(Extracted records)
BEGIN

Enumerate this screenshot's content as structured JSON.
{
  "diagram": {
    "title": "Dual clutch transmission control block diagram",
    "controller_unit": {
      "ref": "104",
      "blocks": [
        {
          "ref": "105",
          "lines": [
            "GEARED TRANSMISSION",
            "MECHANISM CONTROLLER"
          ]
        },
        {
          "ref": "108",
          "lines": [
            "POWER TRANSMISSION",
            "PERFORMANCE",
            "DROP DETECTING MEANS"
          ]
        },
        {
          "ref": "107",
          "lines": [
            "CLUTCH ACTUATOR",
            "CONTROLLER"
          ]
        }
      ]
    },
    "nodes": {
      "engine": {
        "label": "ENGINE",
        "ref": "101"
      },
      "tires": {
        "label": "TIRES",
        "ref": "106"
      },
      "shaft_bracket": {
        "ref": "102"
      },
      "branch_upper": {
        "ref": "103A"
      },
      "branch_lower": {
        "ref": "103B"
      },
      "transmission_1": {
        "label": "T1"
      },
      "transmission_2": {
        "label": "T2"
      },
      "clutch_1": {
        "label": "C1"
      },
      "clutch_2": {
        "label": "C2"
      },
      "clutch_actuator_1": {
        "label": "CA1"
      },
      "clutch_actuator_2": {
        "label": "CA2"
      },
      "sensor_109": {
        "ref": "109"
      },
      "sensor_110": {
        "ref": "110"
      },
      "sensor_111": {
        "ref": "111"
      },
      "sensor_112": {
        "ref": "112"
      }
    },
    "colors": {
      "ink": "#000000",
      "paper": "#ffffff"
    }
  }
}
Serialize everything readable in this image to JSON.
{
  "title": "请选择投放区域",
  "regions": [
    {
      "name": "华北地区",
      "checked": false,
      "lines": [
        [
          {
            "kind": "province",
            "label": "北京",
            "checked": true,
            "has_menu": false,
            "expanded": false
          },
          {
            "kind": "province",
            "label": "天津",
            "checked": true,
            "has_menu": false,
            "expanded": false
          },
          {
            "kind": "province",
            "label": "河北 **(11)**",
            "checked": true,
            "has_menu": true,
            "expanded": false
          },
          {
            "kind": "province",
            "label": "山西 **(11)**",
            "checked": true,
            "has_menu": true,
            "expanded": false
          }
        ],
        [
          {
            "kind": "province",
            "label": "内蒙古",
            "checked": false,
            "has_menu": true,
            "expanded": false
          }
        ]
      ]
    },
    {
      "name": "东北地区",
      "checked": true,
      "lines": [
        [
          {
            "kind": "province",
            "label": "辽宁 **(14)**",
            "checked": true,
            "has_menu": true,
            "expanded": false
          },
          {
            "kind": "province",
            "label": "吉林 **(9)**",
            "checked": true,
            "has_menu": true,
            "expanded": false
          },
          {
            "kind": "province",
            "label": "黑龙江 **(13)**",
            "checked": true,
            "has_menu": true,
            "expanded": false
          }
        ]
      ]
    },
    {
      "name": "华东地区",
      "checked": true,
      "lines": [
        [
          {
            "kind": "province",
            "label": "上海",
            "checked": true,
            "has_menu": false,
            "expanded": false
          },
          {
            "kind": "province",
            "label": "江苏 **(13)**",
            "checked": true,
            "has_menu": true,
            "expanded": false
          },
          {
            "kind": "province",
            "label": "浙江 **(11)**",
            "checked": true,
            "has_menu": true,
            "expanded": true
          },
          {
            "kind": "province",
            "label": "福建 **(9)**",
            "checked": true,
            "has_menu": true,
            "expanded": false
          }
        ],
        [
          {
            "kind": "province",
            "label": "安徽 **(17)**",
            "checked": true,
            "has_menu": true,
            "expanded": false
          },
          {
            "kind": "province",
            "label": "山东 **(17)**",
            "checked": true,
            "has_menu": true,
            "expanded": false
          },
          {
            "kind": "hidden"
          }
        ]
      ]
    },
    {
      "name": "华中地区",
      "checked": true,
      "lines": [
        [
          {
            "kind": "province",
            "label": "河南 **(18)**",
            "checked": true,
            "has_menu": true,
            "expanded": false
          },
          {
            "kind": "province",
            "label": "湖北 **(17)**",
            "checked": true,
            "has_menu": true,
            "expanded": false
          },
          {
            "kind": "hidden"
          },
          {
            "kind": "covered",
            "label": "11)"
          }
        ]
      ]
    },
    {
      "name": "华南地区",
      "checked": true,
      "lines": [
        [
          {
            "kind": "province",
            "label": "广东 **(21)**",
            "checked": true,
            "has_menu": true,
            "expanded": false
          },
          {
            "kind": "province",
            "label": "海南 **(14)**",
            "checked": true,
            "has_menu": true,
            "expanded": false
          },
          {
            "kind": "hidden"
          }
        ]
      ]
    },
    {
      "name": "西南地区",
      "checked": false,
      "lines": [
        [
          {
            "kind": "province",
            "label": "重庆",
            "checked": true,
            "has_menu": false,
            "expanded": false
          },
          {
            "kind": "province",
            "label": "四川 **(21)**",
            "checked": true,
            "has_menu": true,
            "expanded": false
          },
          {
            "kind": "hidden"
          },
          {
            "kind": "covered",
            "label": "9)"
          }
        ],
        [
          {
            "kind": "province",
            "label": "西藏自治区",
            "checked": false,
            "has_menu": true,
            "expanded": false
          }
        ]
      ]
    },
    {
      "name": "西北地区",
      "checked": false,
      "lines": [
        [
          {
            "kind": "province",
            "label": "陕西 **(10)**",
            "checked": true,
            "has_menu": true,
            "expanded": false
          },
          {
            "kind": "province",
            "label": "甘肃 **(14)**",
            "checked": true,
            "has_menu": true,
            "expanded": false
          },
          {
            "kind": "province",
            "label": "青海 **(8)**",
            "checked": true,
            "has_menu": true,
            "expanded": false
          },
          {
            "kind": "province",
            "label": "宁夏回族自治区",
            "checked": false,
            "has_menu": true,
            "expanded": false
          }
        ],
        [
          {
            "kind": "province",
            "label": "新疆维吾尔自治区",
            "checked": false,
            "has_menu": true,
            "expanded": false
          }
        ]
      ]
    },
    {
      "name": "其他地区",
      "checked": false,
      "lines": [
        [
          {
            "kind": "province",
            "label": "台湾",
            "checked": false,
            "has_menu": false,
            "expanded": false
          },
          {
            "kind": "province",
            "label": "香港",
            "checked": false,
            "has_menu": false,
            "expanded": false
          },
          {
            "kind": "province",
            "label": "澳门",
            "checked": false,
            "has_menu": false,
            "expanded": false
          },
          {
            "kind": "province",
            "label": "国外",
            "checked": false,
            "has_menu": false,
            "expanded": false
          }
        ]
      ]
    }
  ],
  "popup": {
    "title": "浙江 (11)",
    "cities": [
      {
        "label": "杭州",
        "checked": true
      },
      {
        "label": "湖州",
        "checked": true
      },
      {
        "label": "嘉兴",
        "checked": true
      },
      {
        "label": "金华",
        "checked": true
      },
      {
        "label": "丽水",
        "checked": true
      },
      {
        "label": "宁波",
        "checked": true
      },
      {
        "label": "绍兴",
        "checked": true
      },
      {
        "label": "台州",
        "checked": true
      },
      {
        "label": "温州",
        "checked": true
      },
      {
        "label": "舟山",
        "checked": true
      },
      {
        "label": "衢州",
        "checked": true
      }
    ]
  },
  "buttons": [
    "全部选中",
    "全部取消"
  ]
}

END

## What the exercise asks
Gather each line from the listing above that holds "this".

## Exercise answer
Enumerate this screenshot's content as structured JSON.
Serialize everything readable in this image to JSON.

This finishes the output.